In this case, it is particularly preferred that the outer wall form a part of an outer cylinder surface. The cylindrical outer surface may in particular be the outer surface of a circular cylinder.
Preferably, the distribution space is a first distribution space and the air duct is a first air duct, and a second distribution space together with a second air duct is arranged on an opposite side of the interior space. The air which is fed into the interior space can then, on the side opposite the first distribution space, escape through the second distribution space and be removed through the second air duct. It is thus possible to also re-use the exiting air, for example, which is particularly favorable when the greenhouse assembly is otherwise operated in an environment with dirty air, or the exiting air can be used for control purposes.
In a preferred embodiment, it is provided that the first air duct and the second air duct be connected via a switching device to a common air conveying device. The two distribution spaces can then be used alternately in order to feed air into the interior space.
When there is a transition from the first distribution space to the second distribution space, in order to feed the air, the air flows from the first distribution space to the second distribution space. If the air feed is then performed at the second distribution space, the air flow circulates within the interior space. This results in more uniform temperature conditions for the plants in the interior space. Even when there is an air flow, a slight heating of the air that is fed cannot be avoided. This then results in the plants which are furthest away from the first distribution space being exposed to a higher temperature than the plants adjacent to the first distribution space. If the air is now fed through the first distribution space and through the second distribution space in alternation, then all plants are on average impinged at least approximately with the same temperature.

Information supplied:

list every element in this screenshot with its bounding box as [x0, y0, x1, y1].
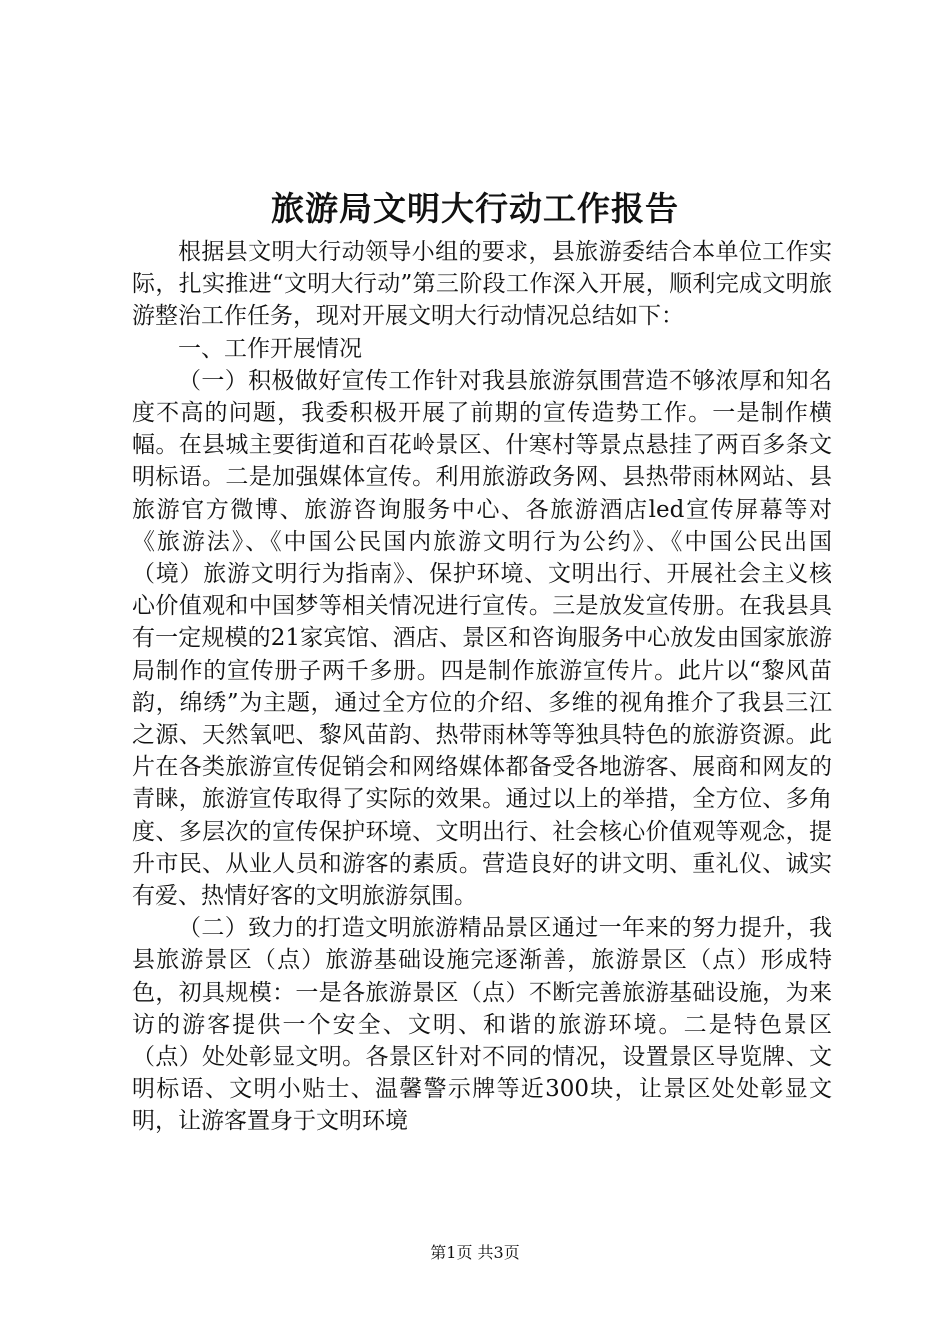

Exercises to complete:
A - Condense the paragraph of the greenhouse air distribution text that begins "Preferably, the distribution space is a first distribution space" into a short bulleted list that keeps its main facts.
B - Retype the part of the greenhouse air distribution text starting at "In this case, it" and ending at "for control purposes.", with no changes.

Outputs:
A -
- The distribution space and air duct are the first ones; a second distribution space and a second air duct sit on the opposite side of the interior space.
- Air fed into the interior space can leave through the second distribution space and be removed through the second air duct.
- The exiting air can be re-used, which helps when the greenhouse assembly runs in an environment with dirty air.
- The exiting air can also be used for control purposes.

B -
In this case, it is particularly preferred that the outer wall form a part of an outer cylinder surface. The cylindrical outer surface may in particular be the outer surface of a circular cylinder.
Preferably, the distribution space is a first distribution space and the air duct is a first air duct, and a second distribution space together with a second air duct is arranged on an opposite side of the interior space. The air which is fed into the interior space can then, on the side opposite the first distribution space, escape through the second distribution space and be removed through the second air duct. It is thus possible to also re-use the exiting air, for example, which is particularly favorable when the greenhouse assembly is otherwise operated in an environment with dirty air, or the exiting air can be used for control purposes.